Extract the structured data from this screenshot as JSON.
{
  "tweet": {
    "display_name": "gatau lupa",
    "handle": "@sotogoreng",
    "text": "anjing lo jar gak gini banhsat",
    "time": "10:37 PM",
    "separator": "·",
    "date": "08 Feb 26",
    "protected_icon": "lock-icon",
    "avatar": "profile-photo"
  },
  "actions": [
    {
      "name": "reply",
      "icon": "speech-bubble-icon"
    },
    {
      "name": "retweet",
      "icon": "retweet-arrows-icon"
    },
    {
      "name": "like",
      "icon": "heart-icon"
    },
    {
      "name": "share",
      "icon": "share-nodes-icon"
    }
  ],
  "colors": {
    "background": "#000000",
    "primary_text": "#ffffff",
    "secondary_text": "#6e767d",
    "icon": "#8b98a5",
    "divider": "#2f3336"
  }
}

- - - -

STATED EXERCISE ->
Make an exact copy of the data above.

TASK RESPONSE ->
Extract the structured data from this screenshot as JSON.
{
  "tweet": {
    "display_name": "gatau lupa",
    "handle": "@sotogoreng",
    "text": "anjing lo jar gak gini banhsat",
    "time": "10:37 PM",
    "separator": "·",
    "date": "08 Feb 26",
    "protected_icon": "lock-icon",
    "avatar": "profile-photo"
  },
  "actions": [
    {
      "name": "reply",
      "icon": "speech-bubble-icon"
    },
    {
      "name": "retweet",
      "icon": "retweet-arrows-icon"
    },
    {
      "name": "like",
      "icon": "heart-icon"
    },
    {
      "name": "share",
      "icon": "share-nodes-icon"
    }
  ],
  "colors": {
    "background": "#000000",
    "primary_text": "#ffffff",
    "secondary_text": "#6e767d",
    "icon": "#8b98a5",
    "divider": "#2f3336"
  }
}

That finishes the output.